++++ SELECTED EXCERPT

LoneCowboy;595952 said:


> That's interesting, but I don't know
> I got it explained that you couldn't run air brakes truck without the endorsement (which I agree I don't believe you can get without a CDL).
> 
> Remember though, ask 3 DOT guys/cops the same question, you'll get 3 different answers.
> ...


Yup, they haven't lasted as long with 4 wheel drums, yep, more expensive. Plus they have some asinine warning light that will work for about 2 weeks (not activate) then it goes on everything you pull the parking brake, sometimes going down the road. I finally gave up on replacing it as it doesn't mean the brakes are not working and it just keeps happening.


----------



## QuadPlower (Jan 4, 2007)

I got pulled over last week for some trailer issues. I run a Nissian UD-2000, 19,500 GVW with a MI state 24,000 pound plate with Air brakes and a DOT number. I showed the cop my medical card. He gave it back. I don't have a CDL. He didn't say anthing about the air brakes and not having a CDL. Mark Oomkes, its good to hear you say that I don't need one and with the cop not making a deal about it, I'm not going to worry about it.

Air Brakes rule. How many of you drive your normal pick-up truck and when you come to a stop, make the psst, psst noise when you hit the brakes? I don't have to because my truck makes it.

Very touchy. With out a load, the rears will lock up easy on mine anyway. 

As far as running out of air. If you are trying to hook up your trailer and if it takes several trys to do it, the air can run low. Or if you are trying to back up and hit the brakes a bunch, it can run low. But if it does, all you have to do is wait a minute.


----------



## elite1msmith (Sep 10, 2007)

QuadPlower;596961 said:


> Very touchy. With out a load, the rears will lock up easy on mine anyway.
> 
> As far as running out of air. If you are trying to hook up your trailer and if it takes several trys to do it, the air can run low. Or if you are trying to back up and hit the brakes a bunch, it can run low. But if it does, all you have to do is wait a minute.

++++++++

## EXERCISE DESCRIPTION
Please answer from the forum thread on air brakes above: according to QuadPlower, what do you have to do if the air runs low?

++++ ENTRIES PROVIDED

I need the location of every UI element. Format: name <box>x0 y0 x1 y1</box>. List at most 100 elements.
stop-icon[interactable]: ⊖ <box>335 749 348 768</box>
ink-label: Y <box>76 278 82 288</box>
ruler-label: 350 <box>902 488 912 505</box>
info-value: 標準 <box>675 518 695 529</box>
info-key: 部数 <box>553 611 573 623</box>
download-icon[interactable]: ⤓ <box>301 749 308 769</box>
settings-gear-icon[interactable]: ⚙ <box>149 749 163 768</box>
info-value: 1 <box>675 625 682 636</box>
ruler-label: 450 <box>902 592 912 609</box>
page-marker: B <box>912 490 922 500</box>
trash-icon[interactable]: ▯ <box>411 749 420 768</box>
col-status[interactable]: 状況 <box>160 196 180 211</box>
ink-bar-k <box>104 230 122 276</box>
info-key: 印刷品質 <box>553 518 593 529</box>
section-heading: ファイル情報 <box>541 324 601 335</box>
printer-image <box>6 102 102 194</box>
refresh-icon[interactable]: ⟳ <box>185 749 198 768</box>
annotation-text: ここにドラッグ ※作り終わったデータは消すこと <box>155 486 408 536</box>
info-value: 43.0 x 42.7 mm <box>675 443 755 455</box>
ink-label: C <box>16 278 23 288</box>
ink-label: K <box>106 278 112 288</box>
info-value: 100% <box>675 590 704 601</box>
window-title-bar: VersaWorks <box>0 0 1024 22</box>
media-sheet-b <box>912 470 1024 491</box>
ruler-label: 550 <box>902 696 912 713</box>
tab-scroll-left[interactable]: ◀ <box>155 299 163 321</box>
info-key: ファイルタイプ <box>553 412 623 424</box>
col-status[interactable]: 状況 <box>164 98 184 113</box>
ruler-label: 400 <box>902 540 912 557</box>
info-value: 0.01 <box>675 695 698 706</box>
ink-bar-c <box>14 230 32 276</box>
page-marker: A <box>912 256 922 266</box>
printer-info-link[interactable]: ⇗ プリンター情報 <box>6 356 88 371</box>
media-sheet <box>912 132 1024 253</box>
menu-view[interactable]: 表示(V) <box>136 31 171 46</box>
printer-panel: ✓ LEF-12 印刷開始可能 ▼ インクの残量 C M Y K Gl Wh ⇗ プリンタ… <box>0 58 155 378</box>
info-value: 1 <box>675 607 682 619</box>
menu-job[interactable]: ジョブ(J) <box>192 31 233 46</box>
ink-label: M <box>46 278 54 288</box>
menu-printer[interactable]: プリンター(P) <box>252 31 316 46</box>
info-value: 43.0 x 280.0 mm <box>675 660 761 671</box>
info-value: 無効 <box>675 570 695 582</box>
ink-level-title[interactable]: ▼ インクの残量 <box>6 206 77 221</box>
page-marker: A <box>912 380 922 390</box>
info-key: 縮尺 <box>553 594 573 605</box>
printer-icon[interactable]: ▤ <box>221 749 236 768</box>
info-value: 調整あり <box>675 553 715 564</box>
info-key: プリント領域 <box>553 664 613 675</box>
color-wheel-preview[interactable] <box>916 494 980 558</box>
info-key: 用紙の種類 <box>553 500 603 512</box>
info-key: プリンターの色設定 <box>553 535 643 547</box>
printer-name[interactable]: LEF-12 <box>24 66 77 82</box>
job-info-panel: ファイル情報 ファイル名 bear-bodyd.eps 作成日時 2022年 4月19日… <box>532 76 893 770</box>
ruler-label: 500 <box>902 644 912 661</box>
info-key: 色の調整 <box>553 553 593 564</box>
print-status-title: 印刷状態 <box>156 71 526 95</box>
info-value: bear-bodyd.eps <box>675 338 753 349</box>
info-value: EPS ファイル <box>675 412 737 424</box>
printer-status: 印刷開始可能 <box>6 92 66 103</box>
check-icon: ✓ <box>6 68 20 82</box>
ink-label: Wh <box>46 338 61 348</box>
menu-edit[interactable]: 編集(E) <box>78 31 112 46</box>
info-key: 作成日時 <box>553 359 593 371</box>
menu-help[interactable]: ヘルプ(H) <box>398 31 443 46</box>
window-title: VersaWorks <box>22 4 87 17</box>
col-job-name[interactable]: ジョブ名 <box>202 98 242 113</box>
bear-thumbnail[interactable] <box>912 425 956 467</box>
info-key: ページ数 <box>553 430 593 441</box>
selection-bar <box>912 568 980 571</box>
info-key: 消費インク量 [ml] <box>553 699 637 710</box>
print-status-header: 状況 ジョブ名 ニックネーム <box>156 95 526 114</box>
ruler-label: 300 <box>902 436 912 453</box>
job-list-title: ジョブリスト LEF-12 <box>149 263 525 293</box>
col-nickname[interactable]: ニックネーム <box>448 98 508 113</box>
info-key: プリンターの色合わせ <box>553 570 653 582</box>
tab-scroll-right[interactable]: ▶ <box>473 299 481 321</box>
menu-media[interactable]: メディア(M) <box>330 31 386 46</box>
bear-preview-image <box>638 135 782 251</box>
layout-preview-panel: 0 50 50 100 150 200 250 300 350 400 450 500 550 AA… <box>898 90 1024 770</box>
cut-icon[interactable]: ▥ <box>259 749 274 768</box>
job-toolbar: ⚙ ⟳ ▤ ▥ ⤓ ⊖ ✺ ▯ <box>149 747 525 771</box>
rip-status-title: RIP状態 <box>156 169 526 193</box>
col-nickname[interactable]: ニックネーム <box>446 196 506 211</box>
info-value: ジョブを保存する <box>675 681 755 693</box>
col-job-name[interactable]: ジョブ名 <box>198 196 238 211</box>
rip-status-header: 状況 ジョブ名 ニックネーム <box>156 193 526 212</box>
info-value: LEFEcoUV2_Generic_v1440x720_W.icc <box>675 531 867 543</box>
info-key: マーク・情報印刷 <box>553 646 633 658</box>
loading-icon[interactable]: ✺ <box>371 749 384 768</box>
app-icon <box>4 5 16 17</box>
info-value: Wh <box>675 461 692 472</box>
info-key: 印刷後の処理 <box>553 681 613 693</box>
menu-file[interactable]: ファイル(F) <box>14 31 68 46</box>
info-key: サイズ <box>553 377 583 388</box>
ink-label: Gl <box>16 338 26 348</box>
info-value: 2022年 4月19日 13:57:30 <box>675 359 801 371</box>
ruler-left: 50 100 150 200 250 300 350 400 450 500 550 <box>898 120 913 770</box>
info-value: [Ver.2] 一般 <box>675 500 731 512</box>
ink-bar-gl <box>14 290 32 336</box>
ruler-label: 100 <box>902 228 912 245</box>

++++++++

## WRITTEN REPLY
All you have to do is wait a minute.